-- START Data entries --
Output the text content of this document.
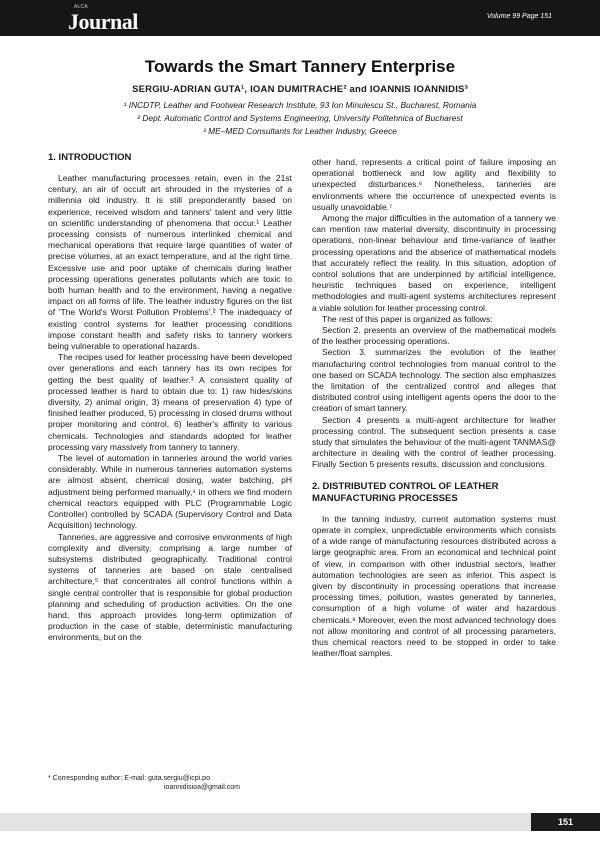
ALCA
Journal	Volume 99 Page 151
Towards the Smart Tannery Enterprise
SERGIU-ADRIAN GUTA¹, IOAN DUMITRACHE² and IOANNIS IOANNIDIS³
¹ INCDTP, Leather and Footwear Research Institute, 93 Ion Minulescu St., Bucharest, Romania
² Dept. Automatic Control and Systems Engineering, University Politehnica of Bucharest
³ ME–MED Consultants for Leather Industry, Greece
1. INTRODUCTION

Leather manufacturing processes retain, even in the 21st century, an air of occult art shrouded in the mysteries of a millennia old industry. It is still preponderantly based on experience, received wisdom and tanners' talent and very little on scientific understanding of phenomena that occur.¹ Leather processing consists of numerous interlinked chemical and mechanical operations that require large quantities of water of precise volumes, at an exact temperature, and at the right time. Excessive use and poor uptake of chemicals during leather processing operations generates pollutants which are toxic to both human health and to the environment, having a negative impact on all forms of life. The leather industry figures on the list of 'The World's Worst Pollution Problems'.² The inadequacy of existing control systems for leather processing conditions impose constant health and safety risks to tannery workers being vulnerable to operational hazards.

The recipes used for leather processing have been developed over generations and each tannery has its own recipes for getting the best quality of leather.³ A consistent quality of processed leather is hard to obtain due to: 1) raw hides/skins diversity, 2) animal origin, 3) means of preservation 4) type of finished leather produced, 5) processing in closed drums without proper monitoring and control, 6) leather's affinity to various chemicals. Technologies and standards adopted for leather processing vary massively from tannery to tannery.

The level of automation in tanneries around the world varies considerably. While in numerous tanneries automation systems are almost absent, chemical dosing, water batching, pH adjustment being performed manually,⁴ in others we find modern chemical reactors equipped with PLC (Programmable Logic Controller) controlled by SCADA (Supervisory Control and Data Acquisition) technology.

Tanneries, are aggressive and corrosive environments of high complexity and diversity, comprising a large number of subsystems distributed geographically. Traditional control systems of tanneries are based on stale centralised architecture,⁵ that concentrates all control functions within a single central controller that is responsible for global production planning and scheduling of production activities. On the one hand, this approach provides long-term optimization of production in the case of stable, deterministic manufacturing environments, but on the

other hand, represents a critical point of failure imposing an operational bottleneck and low agility and flexibility to unexpected disturbances.⁶ Nonetheless, tanneries are environments where the occurrence of unexpected events is usually unavoidable.⁷

Among the major difficulties in the automation of a tannery we can mention raw material diversity, discontinuity in processing operations, non-linear behaviour and time-variance of leather processing operations and the absence of mathematical models that accurately reflect the reality. In this situation, adoption of control solutions that are underpinned by artificial intelligence, heuristic techniques based on experience, intelligent methodologies and multi-agent systems architectures represent a viable solution for leather processing control.

The rest of this paper is organized as follows:

Section 2. presents an overview of the mathematical models of the leather processing operations.

Section 3. summarizes the evolution of the leather manufacturing control technologies from manual control to the one based on SCADA technology. The section also emphasizes the limitation of the centralized control and alleges that distributed control using intelligent agents opens the door to the creation of smart tannery.

Section 4 presents a multi-agent architecture for leather processing control. The subsequent section presents a case study that simulates the behaviour of the multi-agent TANMAS@ architecture in dealing with the control of leather processing. Finally Section 5 presents results, discussion and conclusions.

2. DISTRIBUTED CONTROL OF LEATHER MANUFACTURING PROCESSES

In the tanning industry, current automation systems must operate in complex, unpredictable environments which consists of a wide range of manufacturing resources distributed across a large geographic area. From an economical and technical point of view, in comparison with other industrial sectors, leather automation technologies are seen as inferior. This aspect is given by discontinuity in processing operations that increase processing times, pollution, wastes generated by tanneries, consumption of a high volume of water and hazardous chemicals.⁸ Moreover, even the most advanced technology does not allow monitoring and control of all processing parameters, thus chemical reactors need to be stopped in order to take leather/float samples.

* Corresponding author: E-mail: guta.sergiu@icpi.po
ioannidisioa@gmail.com
151
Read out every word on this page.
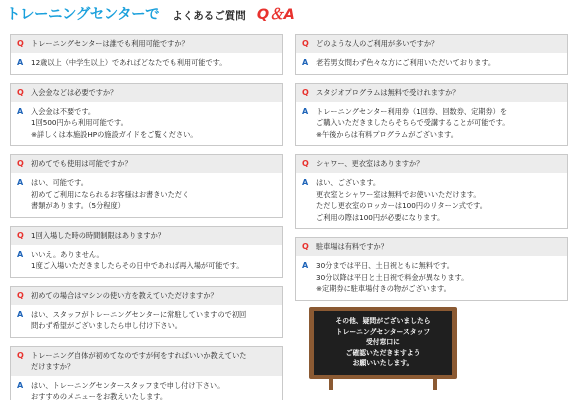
トレーニングセンターで よくあるご質問 Q＆A
Q トレーニングセンターは誰でも利用可能ですか？
A	12歳以上（中学生以上）であればどなたでも利用可能です。
Q 入会金などは必要ですか？
A	入会金は不要です。
1回500円から利用可能です。
※詳しくは本施設HPの施設ガイドをご覧ください。
Q 初めてでも使用は可能ですか？
A	はい、可能です。
初めてご利用になられるお客様はお書きいただく
書類があります。（5分程度）
Q 1回入場した時の時間制限はありますか？
A	いいえ。ありません。
1度ご入場いただきましたらその日中であれば再入場が可能です。
Q 初めての場合はマシンの使い方を教えていただけますか？
A	はい、スタッフがトレーニングセンターに常駐していますので初回
問わず希望がございましたら申し付け下さい。
Q トレーニング自体が初めてなのですが何をすればいいか教えていた
だけますか？
A	はい、トレーニングセンタースタッフまで申し付け下さい。
おすすめのメニューをお教えいたします。
Q どのような人のご利用が多いですか？
A	老若男女問わず色々な方にご利用いただいております。
Q スタジオプログラムは無料で受けれますか？
A	トレーニングセンター利用券（1回券、回数券、定期券）を
ご購入いただきましたらそちらで受講することが可能です。
※午後からは有料プログラムがございます。
Q シャワー、更衣室はありますか？
A	はい、ございます。
更衣室とシャワー室は無料でお使いいただけます。
ただし更衣室のロッカーは100円のリターン式です。
ご利用の際は100円が必要になります。
Q 駐車場は有料ですか？
A	30分までは平日、土日祝ともに無料です。
30分以降は平日と土日祝で料金が異なります。
※定期券に駐車場付きの物がございます。
その他、疑問がございましたら
トレーニングセンタースタッフ
受付窓口に
ご確認いただきますよう
お願いいたします。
-- END Data entries --
**Objective:**
In this exercise, set down all of the data exactly, without the pictures.

**Correct response:**
Output the text content of this document.
ALCA
Journal	Volume 99 Page 151
Towards the Smart Tannery Enterprise
SERGIU-ADRIAN GUTA¹, IOAN DUMITRACHE² and IOANNIS IOANNIDIS³
¹ INCDTP, Leather and Footwear Research Institute, 93 Ion Minulescu St., Bucharest, Romania
² Dept. Automatic Control and Systems Engineering, University Politehnica of Bucharest
³ ME–MED Consultants for Leather Industry, Greece
1. INTRODUCTION

Leather manufacturing processes retain, even in the 21st century, an air of occult art shrouded in the mysteries of a millennia old industry. It is still preponderantly based on experience, received wisdom and tanners' talent and very little on scientific understanding of phenomena that occur.¹ Leather processing consists of numerous interlinked chemical and mechanical operations that require large quantities of water of precise volumes, at an exact temperature, and at the right time. Excessive use and poor uptake of chemicals during leather processing operations generates pollutants which are toxic to both human health and to the environment, having a negative impact on all forms of life. The leather industry figures on the list of 'The World's Worst Pollution Problems'.² The inadequacy of existing control systems for leather processing conditions impose constant health and safety risks to tannery workers being vulnerable to operational hazards.

The recipes used for leather processing have been developed over generations and each tannery has its own recipes for getting the best quality of leather.³ A consistent quality of processed leather is hard to obtain due to: 1) raw hides/skins diversity, 2) animal origin, 3) means of preservation 4) type of finished leather produced, 5) processing in closed drums without proper monitoring and control, 6) leather's affinity to various chemicals. Technologies and standards adopted for leather processing vary massively from tannery to tannery.

The level of automation in tanneries around the world varies considerably. While in numerous tanneries automation systems are almost absent, chemical dosing, water batching, pH adjustment being performed manually,⁴ in others we find modern chemical reactors equipped with PLC (Programmable Logic Controller) controlled by SCADA (Supervisory Control and Data Acquisition) technology.

Tanneries, are aggressive and corrosive environments of high complexity and diversity, comprising a large number of subsystems distributed geographically. Traditional control systems of tanneries are based on stale centralised architecture,⁵ that concentrates all control functions within a single central controller that is responsible for global production planning and scheduling of production activities. On the one hand, this approach provides long-term optimization of production in the case of stable, deterministic manufacturing environments, but on the

other hand, represents a critical point of failure imposing an operational bottleneck and low agility and flexibility to unexpected disturbances.⁶ Nonetheless, tanneries are environments where the occurrence of unexpected events is usually unavoidable.⁷

Among the major difficulties in the automation of a tannery we can mention raw material diversity, discontinuity in processing operations, non-linear behaviour and time-variance of leather processing operations and the absence of mathematical models that accurately reflect the reality. In this situation, adoption of control solutions that are underpinned by artificial intelligence, heuristic techniques based on experience, intelligent methodologies and multi-agent systems architectures represent a viable solution for leather processing control.

The rest of this paper is organized as follows:

Section 2. presents an overview of the mathematical models of the leather processing operations.

Section 3. summarizes the evolution of the leather manufacturing control technologies from manual control to the one based on SCADA technology. The section also emphasizes the limitation of the centralized control and alleges that distributed control using intelligent agents opens the door to the creation of smart tannery.

Section 4 presents a multi-agent architecture for leather processing control. The subsequent section presents a case study that simulates the behaviour of the multi-agent TANMAS@ architecture in dealing with the control of leather processing. Finally Section 5 presents results, discussion and conclusions.

2. DISTRIBUTED CONTROL OF LEATHER MANUFACTURING PROCESSES

In the tanning industry, current automation systems must operate in complex, unpredictable environments which consists of a wide range of manufacturing resources distributed across a large geographic area. From an economical and technical point of view, in comparison with other industrial sectors, leather automation technologies are seen as inferior. This aspect is given by discontinuity in processing operations that increase processing times, pollution, wastes generated by tanneries, consumption of a high volume of water and hazardous chemicals.⁸ Moreover, even the most advanced technology does not allow monitoring and control of all processing parameters, thus chemical reactors need to be stopped in order to take leather/float samples.

* Corresponding author: E-mail: guta.sergiu@icpi.po
ioannidisioa@gmail.com
151
Read out every word on this page.
トレーニングセンターで よくあるご質問 Q＆A
Q トレーニングセンターは誰でも利用可能ですか？
A	12歳以上（中学生以上）であればどなたでも利用可能です。
Q 入会金などは必要ですか？
A	入会金は不要です。
1回500円から利用可能です。
※詳しくは本施設HPの施設ガイドをご覧ください。
Q 初めてでも使用は可能ですか？
A	はい、可能です。
初めてご利用になられるお客様はお書きいただく
書類があります。（5分程度）
Q 1回入場した時の時間制限はありますか？
A	いいえ。ありません。
1度ご入場いただきましたらその日中であれば再入場が可能です。
Q 初めての場合はマシンの使い方を教えていただけますか？
A	はい、スタッフがトレーニングセンターに常駐していますので初回
問わず希望がございましたら申し付け下さい。
Q トレーニング自体が初めてなのですが何をすればいいか教えていた
だけますか？
A	はい、トレーニングセンタースタッフまで申し付け下さい。
おすすめのメニューをお教えいたします。
Q どのような人のご利用が多いですか？
A	老若男女問わず色々な方にご利用いただいております。
Q スタジオプログラムは無料で受けれますか？
A	トレーニングセンター利用券（1回券、回数券、定期券）を
ご購入いただきましたらそちらで受講することが可能です。
※午後からは有料プログラムがございます。
Q シャワー、更衣室はありますか？
A	はい、ございます。
更衣室とシャワー室は無料でお使いいただけます。
ただし更衣室のロッカーは100円のリターン式です。
ご利用の際は100円が必要になります。
Q 駐車場は有料ですか？
A	30分までは平日、土日祝ともに無料です。
30分以降は平日と土日祝で料金が異なります。
※定期券に駐車場付きの物がございます。
その他、疑問がございましたら
トレーニングセンタースタッフ
受付窓口に
ご確認いただきますよう
お願いいたします。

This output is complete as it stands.